▸ **Input material**
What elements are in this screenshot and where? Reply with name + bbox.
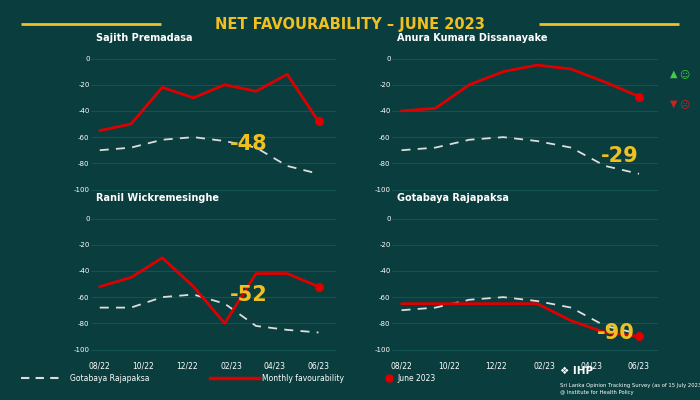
Text: Anura Kumara Dissanayake: Anura Kumara Dissanayake	[398, 33, 548, 43]
Text: -48: -48	[230, 134, 267, 154]
Text: Ranil Wickremesinghe: Ranil Wickremesinghe	[96, 193, 219, 203]
Text: Monthly favourability: Monthly favourability	[262, 374, 344, 383]
Text: NET FAVOURABILITY – JUNE 2023: NET FAVOURABILITY – JUNE 2023	[215, 17, 485, 32]
Text: Sri Lanka Opinion Tracking Survey (as of 15 July 2023)
@ Institute for Health Po: Sri Lanka Opinion Tracking Survey (as of…	[560, 383, 700, 395]
Text: ▲: ▲	[670, 69, 678, 79]
Text: ☹: ☹	[680, 99, 689, 109]
Text: -90: -90	[596, 323, 634, 343]
Text: June 2023: June 2023	[398, 374, 436, 383]
Text: Gotabaya Rajapaksa: Gotabaya Rajapaksa	[70, 374, 150, 383]
Text: ▼: ▼	[670, 99, 678, 109]
Text: -29: -29	[601, 146, 639, 166]
Text: ☺: ☺	[680, 69, 689, 79]
Text: ❖ IHP: ❖ IHP	[560, 366, 593, 376]
Text: Gotabaya Rajapaksa: Gotabaya Rajapaksa	[398, 193, 509, 203]
Text: Sajith Premadasa: Sajith Premadasa	[96, 33, 192, 43]
Text: -52: -52	[230, 285, 267, 305]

▸ **Problem description**
Render the lines of the material from the one containing "Text: Anura Kumara" through the one containing "323, 634, 343]", inclusive, as a JSON list of strings, one string per line, with blank lines omitted.

▸ **Reply to the task**
[
  "Text: Anura Kumara Dissanayake: Anura Kumara Dissanayake\t[398, 33, 548, 43]",
  "Text: -48: -48\t[230, 134, 267, 154]",
  "Text: Ranil Wickremesinghe: Ranil Wickremesinghe\t[96, 193, 219, 203]",
  "Text: Monthly favourability: Monthly favourability\t[262, 374, 344, 383]",
  "Text: NET FAVOURABILITY – JUNE 2023: NET FAVOURABILITY – JUNE 2023\t[215, 17, 485, 32]",
  "Text: Sri Lanka Opinion Tracking Survey (as of 15 July 2023)",
  "@ Institute for Health Po: Sri Lanka Opinion Tracking Survey (as of…\t[560, 383, 700, 395]",
  "Text: ▲: ▲\t[670, 69, 678, 79]",
  "Text: ☹: ☹\t[680, 99, 689, 109]",
  "Text: -90: -90\t[596, 323, 634, 343]"
]